■ **WHAT TO DO**: Can the data below be echoed back word for word?

■ **RECORDS SUPPLIED**:
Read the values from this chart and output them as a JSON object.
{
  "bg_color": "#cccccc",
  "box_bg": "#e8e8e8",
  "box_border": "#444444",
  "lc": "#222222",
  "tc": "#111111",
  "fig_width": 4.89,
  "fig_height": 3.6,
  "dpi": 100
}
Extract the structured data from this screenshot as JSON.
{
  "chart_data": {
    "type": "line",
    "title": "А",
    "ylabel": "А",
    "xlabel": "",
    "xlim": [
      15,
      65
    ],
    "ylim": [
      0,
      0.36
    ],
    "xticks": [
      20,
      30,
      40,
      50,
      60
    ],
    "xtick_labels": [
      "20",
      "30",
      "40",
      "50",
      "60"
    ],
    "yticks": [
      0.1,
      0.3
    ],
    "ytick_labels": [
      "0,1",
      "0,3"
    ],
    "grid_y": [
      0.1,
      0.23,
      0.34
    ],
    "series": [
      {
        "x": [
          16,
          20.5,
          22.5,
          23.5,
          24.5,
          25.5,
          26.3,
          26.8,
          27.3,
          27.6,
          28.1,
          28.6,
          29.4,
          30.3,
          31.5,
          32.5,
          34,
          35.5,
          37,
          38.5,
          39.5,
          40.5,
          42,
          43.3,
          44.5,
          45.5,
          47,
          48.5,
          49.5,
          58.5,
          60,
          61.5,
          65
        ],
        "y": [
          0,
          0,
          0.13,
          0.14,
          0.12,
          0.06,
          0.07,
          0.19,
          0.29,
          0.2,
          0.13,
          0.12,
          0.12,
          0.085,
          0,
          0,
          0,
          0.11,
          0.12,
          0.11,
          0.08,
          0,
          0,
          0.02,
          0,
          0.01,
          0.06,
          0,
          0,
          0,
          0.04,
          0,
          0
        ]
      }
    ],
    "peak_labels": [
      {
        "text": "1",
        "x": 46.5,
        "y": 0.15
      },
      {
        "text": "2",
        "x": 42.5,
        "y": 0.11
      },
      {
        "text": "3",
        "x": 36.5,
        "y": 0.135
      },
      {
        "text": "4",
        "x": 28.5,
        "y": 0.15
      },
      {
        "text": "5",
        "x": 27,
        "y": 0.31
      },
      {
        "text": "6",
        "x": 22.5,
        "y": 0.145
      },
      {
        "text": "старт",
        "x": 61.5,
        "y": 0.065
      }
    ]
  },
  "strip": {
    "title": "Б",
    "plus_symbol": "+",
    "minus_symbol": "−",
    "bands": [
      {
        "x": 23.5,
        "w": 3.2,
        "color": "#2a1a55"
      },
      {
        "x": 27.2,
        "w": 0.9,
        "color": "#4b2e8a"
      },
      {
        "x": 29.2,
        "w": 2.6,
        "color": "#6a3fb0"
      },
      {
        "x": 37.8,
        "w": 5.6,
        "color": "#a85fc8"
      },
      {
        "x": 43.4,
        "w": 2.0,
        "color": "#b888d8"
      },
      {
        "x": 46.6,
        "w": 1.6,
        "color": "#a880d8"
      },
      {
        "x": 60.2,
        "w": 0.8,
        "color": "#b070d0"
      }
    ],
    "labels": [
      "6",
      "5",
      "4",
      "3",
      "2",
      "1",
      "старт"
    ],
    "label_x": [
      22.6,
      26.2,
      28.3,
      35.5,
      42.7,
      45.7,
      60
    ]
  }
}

■ **WRITTEN ANSWER**:
Read the values from this chart and output them as a JSON object.
{
  "bg_color": "#cccccc",
  "box_bg": "#e8e8e8",
  "box_border": "#444444",
  "lc": "#222222",
  "tc": "#111111",
  "fig_width": 4.89,
  "fig_height": 3.6,
  "dpi": 100
}
Extract the structured data from this screenshot as JSON.
{
  "chart_data": {
    "type": "line",
    "title": "А",
    "ylabel": "А",
    "xlabel": "",
    "xlim": [
      15,
      65
    ],
    "ylim": [
      0,
      0.36
    ],
    "xticks": [
      20,
      30,
      40,
      50,
      60
    ],
    "xtick_labels": [
      "20",
      "30",
      "40",
      "50",
      "60"
    ],
    "yticks": [
      0.1,
      0.3
    ],
    "ytick_labels": [
      "0,1",
      "0,3"
    ],
    "grid_y": [
      0.1,
      0.23,
      0.34
    ],
    "series": [
      {
        "x": [
          16,
          20.5,
          22.5,
          23.5,
          24.5,
          25.5,
          26.3,
          26.8,
          27.3,
          27.6,
          28.1,
          28.6,
          29.4,
          30.3,
          31.5,
          32.5,
          34,
          35.5,
          37,
          38.5,
          39.5,
          40.5,
          42,
          43.3,
          44.5,
          45.5,
          47,
          48.5,
          49.5,
          58.5,
          60,
          61.5,
          65
        ],
        "y": [
          0,
          0,
          0.13,
          0.14,
          0.12,
          0.06,
          0.07,
          0.19,
          0.29,
          0.2,
          0.13,
          0.12,
          0.12,
          0.085,
          0,
          0,
          0,
          0.11,
          0.12,
          0.11,
          0.08,
          0,
          0,
          0.02,
          0,
          0.01,
          0.06,
          0,
          0,
          0,
          0.04,
          0,
          0
        ]
      }
    ],
    "peak_labels": [
      {
        "text": "1",
        "x": 46.5,
        "y": 0.15
      },
      {
        "text": "2",
        "x": 42.5,
        "y": 0.11
      },
      {
        "text": "3",
        "x": 36.5,
        "y": 0.135
      },
      {
        "text": "4",
        "x": 28.5,
        "y": 0.15
      },
      {
        "text": "5",
        "x": 27,
        "y": 0.31
      },
      {
        "text": "6",
        "x": 22.5,
        "y": 0.145
      },
      {
        "text": "старт",
        "x": 61.5,
        "y": 0.065
      }
    ]
  },
  "strip": {
    "title": "Б",
    "plus_symbol": "+",
    "minus_symbol": "−",
    "bands": [
      {
        "x": 23.5,
        "w": 3.2,
        "color": "#2a1a55"
      },
      {
        "x": 27.2,
        "w": 0.9,
        "color": "#4b2e8a"
      },
      {
        "x": 29.2,
        "w": 2.6,
        "color": "#6a3fb0"
      },
      {
        "x": 37.8,
        "w": 5.6,
        "color": "#a85fc8"
      },
      {
        "x": 43.4,
        "w": 2.0,
        "color": "#b888d8"
      },
      {
        "x": 46.6,
        "w": 1.6,
        "color": "#a880d8"
      },
      {
        "x": 60.2,
        "w": 0.8,
        "color": "#b070d0"
      }
    ],
    "labels": [
      "6",
      "5",
      "4",
      "3",
      "2",
      "1",
      "старт"
    ],
    "label_x": [
      22.6,
      26.2,
      28.3,
      35.5,
      42.7,
      45.7,
      60
    ]
  }
}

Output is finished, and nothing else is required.